Output the data that follows exactly, line for line.

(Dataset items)
## BEGIN

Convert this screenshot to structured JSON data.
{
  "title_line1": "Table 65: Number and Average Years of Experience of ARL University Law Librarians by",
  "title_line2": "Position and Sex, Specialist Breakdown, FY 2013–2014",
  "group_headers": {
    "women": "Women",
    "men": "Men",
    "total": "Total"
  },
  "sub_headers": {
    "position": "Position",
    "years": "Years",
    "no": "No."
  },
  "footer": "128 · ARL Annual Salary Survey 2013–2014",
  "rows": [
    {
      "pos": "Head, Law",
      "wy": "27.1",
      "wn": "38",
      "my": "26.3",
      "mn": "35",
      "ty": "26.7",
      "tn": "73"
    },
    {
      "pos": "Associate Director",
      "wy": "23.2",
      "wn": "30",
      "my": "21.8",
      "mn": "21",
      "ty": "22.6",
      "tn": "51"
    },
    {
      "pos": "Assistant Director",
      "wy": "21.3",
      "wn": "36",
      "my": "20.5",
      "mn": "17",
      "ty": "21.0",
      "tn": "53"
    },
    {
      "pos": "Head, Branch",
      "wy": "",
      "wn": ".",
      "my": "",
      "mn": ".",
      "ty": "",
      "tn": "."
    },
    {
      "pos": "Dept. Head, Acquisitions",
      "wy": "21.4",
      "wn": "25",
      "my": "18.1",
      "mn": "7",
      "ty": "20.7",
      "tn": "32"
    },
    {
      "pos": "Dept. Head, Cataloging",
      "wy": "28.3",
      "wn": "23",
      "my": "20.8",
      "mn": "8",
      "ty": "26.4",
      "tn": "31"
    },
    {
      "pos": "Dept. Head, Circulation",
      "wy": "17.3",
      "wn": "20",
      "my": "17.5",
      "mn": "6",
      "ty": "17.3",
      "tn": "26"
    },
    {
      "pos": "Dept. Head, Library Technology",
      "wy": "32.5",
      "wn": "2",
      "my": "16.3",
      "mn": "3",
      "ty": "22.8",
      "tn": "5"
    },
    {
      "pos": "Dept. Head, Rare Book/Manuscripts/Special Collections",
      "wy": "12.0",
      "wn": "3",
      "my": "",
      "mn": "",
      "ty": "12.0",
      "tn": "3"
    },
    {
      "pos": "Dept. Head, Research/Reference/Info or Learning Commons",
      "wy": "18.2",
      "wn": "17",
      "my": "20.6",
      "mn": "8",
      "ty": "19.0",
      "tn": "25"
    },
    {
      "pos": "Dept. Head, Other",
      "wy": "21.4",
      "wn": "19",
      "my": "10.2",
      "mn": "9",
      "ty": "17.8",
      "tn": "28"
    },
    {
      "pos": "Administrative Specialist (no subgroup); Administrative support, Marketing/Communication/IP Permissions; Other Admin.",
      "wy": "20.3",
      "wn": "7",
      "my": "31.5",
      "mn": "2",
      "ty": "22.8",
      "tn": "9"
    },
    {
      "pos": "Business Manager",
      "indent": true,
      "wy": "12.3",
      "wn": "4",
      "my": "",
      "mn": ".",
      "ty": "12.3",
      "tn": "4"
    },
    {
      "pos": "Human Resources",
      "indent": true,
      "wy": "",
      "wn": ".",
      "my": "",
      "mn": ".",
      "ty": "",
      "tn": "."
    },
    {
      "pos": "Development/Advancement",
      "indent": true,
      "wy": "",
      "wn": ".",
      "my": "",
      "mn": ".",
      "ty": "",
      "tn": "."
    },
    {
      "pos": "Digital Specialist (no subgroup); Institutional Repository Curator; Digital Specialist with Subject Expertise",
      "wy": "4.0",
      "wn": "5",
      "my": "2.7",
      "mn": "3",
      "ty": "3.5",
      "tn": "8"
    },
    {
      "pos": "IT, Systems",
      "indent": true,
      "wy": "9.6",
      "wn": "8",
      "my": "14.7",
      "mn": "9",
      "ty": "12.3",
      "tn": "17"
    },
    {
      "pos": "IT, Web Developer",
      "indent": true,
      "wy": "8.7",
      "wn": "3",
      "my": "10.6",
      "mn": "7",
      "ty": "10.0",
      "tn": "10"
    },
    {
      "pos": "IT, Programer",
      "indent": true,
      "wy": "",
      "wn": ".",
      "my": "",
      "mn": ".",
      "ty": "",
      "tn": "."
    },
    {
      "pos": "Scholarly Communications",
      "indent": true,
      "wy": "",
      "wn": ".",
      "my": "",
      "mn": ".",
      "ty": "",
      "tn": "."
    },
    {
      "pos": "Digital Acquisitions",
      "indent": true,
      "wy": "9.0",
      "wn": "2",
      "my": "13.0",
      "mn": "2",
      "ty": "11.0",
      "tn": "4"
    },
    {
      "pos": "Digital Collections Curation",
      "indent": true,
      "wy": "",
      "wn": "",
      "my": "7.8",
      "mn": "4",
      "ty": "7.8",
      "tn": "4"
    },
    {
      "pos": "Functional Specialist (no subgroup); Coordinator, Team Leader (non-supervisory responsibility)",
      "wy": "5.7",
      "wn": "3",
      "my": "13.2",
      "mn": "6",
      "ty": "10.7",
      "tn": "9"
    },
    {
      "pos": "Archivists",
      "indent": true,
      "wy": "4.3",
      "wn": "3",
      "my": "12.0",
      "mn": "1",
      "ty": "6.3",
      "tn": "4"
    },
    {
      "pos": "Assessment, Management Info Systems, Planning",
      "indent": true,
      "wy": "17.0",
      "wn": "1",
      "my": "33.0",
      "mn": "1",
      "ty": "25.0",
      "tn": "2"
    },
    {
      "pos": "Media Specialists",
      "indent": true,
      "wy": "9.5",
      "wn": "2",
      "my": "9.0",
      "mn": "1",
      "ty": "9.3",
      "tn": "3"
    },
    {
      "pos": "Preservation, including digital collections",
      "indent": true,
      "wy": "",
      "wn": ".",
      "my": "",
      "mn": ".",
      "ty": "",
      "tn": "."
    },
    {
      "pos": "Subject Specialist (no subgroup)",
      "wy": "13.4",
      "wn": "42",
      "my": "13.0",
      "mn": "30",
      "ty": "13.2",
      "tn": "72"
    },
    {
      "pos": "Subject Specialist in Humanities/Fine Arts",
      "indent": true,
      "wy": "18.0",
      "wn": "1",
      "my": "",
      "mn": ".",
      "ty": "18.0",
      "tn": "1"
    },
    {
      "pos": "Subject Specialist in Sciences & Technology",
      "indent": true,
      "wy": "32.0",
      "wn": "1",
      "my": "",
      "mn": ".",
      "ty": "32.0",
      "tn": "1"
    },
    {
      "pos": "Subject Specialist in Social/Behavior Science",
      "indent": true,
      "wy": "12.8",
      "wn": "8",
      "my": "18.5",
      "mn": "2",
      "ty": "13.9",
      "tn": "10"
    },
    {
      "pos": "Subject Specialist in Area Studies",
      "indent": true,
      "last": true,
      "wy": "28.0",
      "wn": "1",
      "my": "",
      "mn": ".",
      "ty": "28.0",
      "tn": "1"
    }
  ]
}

## END

Task answer -
Convert this screenshot to structured JSON data.
{
  "title_line1": "Table 65: Number and Average Years of Experience of ARL University Law Librarians by",
  "title_line2": "Position and Sex, Specialist Breakdown, FY 2013–2014",
  "group_headers": {
    "women": "Women",
    "men": "Men",
    "total": "Total"
  },
  "sub_headers": {
    "position": "Position",
    "years": "Years",
    "no": "No."
  },
  "footer": "128 · ARL Annual Salary Survey 2013–2014",
  "rows": [
    {
      "pos": "Head, Law",
      "wy": "27.1",
      "wn": "38",
      "my": "26.3",
      "mn": "35",
      "ty": "26.7",
      "tn": "73"
    },
    {
      "pos": "Associate Director",
      "wy": "23.2",
      "wn": "30",
      "my": "21.8",
      "mn": "21",
      "ty": "22.6",
      "tn": "51"
    },
    {
      "pos": "Assistant Director",
      "wy": "21.3",
      "wn": "36",
      "my": "20.5",
      "mn": "17",
      "ty": "21.0",
      "tn": "53"
    },
    {
      "pos": "Head, Branch",
      "wy": "",
      "wn": ".",
      "my": "",
      "mn": ".",
      "ty": "",
      "tn": "."
    },
    {
      "pos": "Dept. Head, Acquisitions",
      "wy": "21.4",
      "wn": "25",
      "my": "18.1",
      "mn": "7",
      "ty": "20.7",
      "tn": "32"
    },
    {
      "pos": "Dept. Head, Cataloging",
      "wy": "28.3",
      "wn": "23",
      "my": "20.8",
      "mn": "8",
      "ty": "26.4",
      "tn": "31"
    },
    {
      "pos": "Dept. Head, Circulation",
      "wy": "17.3",
      "wn": "20",
      "my": "17.5",
      "mn": "6",
      "ty": "17.3",
      "tn": "26"
    },
    {
      "pos": "Dept. Head, Library Technology",
      "wy": "32.5",
      "wn": "2",
      "my": "16.3",
      "mn": "3",
      "ty": "22.8",
      "tn": "5"
    },
    {
      "pos": "Dept. Head, Rare Book/Manuscripts/Special Collections",
      "wy": "12.0",
      "wn": "3",
      "my": "",
      "mn": "",
      "ty": "12.0",
      "tn": "3"
    },
    {
      "pos": "Dept. Head, Research/Reference/Info or Learning Commons",
      "wy": "18.2",
      "wn": "17",
      "my": "20.6",
      "mn": "8",
      "ty": "19.0",
      "tn": "25"
    },
    {
      "pos": "Dept. Head, Other",
      "wy": "21.4",
      "wn": "19",
      "my": "10.2",
      "mn": "9",
      "ty": "17.8",
      "tn": "28"
    },
    {
      "pos": "Administrative Specialist (no subgroup); Administrative support, Marketing/Communication/IP Permissions; Other Admin.",
      "wy": "20.3",
      "wn": "7",
      "my": "31.5",
      "mn": "2",
      "ty": "22.8",
      "tn": "9"
    },
    {
      "pos": "Business Manager",
      "indent": true,
      "wy": "12.3",
      "wn": "4",
      "my": "",
      "mn": ".",
      "ty": "12.3",
      "tn": "4"
    },
    {
      "pos": "Human Resources",
      "indent": true,
      "wy": "",
      "wn": ".",
      "my": "",
      "mn": ".",
      "ty": "",
      "tn": "."
    },
    {
      "pos": "Development/Advancement",
      "indent": true,
      "wy": "",
      "wn": ".",
      "my": "",
      "mn": ".",
      "ty": "",
      "tn": "."
    },
    {
      "pos": "Digital Specialist (no subgroup); Institutional Repository Curator; Digital Specialist with Subject Expertise",
      "wy": "4.0",
      "wn": "5",
      "my": "2.7",
      "mn": "3",
      "ty": "3.5",
      "tn": "8"
    },
    {
      "pos": "IT, Systems",
      "indent": true,
      "wy": "9.6",
      "wn": "8",
      "my": "14.7",
      "mn": "9",
      "ty": "12.3",
      "tn": "17"
    },
    {
      "pos": "IT, Web Developer",
      "indent": true,
      "wy": "8.7",
      "wn": "3",
      "my": "10.6",
      "mn": "7",
      "ty": "10.0",
      "tn": "10"
    },
    {
      "pos": "IT, Programer",
      "indent": true,
      "wy": "",
      "wn": ".",
      "my": "",
      "mn": ".",
      "ty": "",
      "tn": "."
    },
    {
      "pos": "Scholarly Communications",
      "indent": true,
      "wy": "",
      "wn": ".",
      "my": "",
      "mn": ".",
      "ty": "",
      "tn": "."
    },
    {
      "pos": "Digital Acquisitions",
      "indent": true,
      "wy": "9.0",
      "wn": "2",
      "my": "13.0",
      "mn": "2",
      "ty": "11.0",
      "tn": "4"
    },
    {
      "pos": "Digital Collections Curation",
      "indent": true,
      "wy": "",
      "wn": "",
      "my": "7.8",
      "mn": "4",
      "ty": "7.8",
      "tn": "4"
    },
    {
      "pos": "Functional Specialist (no subgroup); Coordinator, Team Leader (non-supervisory responsibility)",
      "wy": "5.7",
      "wn": "3",
      "my": "13.2",
      "mn": "6",
      "ty": "10.7",
      "tn": "9"
    },
    {
      "pos": "Archivists",
      "indent": true,
      "wy": "4.3",
      "wn": "3",
      "my": "12.0",
      "mn": "1",
      "ty": "6.3",
      "tn": "4"
    },
    {
      "pos": "Assessment, Management Info Systems, Planning",
      "indent": true,
      "wy": "17.0",
      "wn": "1",
      "my": "33.0",
      "mn": "1",
      "ty": "25.0",
      "tn": "2"
    },
    {
      "pos": "Media Specialists",
      "indent": true,
      "wy": "9.5",
      "wn": "2",
      "my": "9.0",
      "mn": "1",
      "ty": "9.3",
      "tn": "3"
    },
    {
      "pos": "Preservation, including digital collections",
      "indent": true,
      "wy": "",
      "wn": ".",
      "my": "",
      "mn": ".",
      "ty": "",
      "tn": "."
    },
    {
      "pos": "Subject Specialist (no subgroup)",
      "wy": "13.4",
      "wn": "42",
      "my": "13.0",
      "mn": "30",
      "ty": "13.2",
      "tn": "72"
    },
    {
      "pos": "Subject Specialist in Humanities/Fine Arts",
      "indent": true,
      "wy": "18.0",
      "wn": "1",
      "my": "",
      "mn": ".",
      "ty": "18.0",
      "tn": "1"
    },
    {
      "pos": "Subject Specialist in Sciences & Technology",
      "indent": true,
      "wy": "32.0",
      "wn": "1",
      "my": "",
      "mn": ".",
      "ty": "32.0",
      "tn": "1"
    },
    {
      "pos": "Subject Specialist in Social/Behavior Science",
      "indent": true,
      "wy": "12.8",
      "wn": "8",
      "my": "18.5",
      "mn": "2",
      "ty": "13.9",
      "tn": "10"
    },
    {
      "pos": "Subject Specialist in Area Studies",
      "indent": true,
      "last": true,
      "wy": "28.0",
      "wn": "1",
      "my": "",
      "mn": ".",
      "ty": "28.0",
      "tn": "1"
    }
  ]
}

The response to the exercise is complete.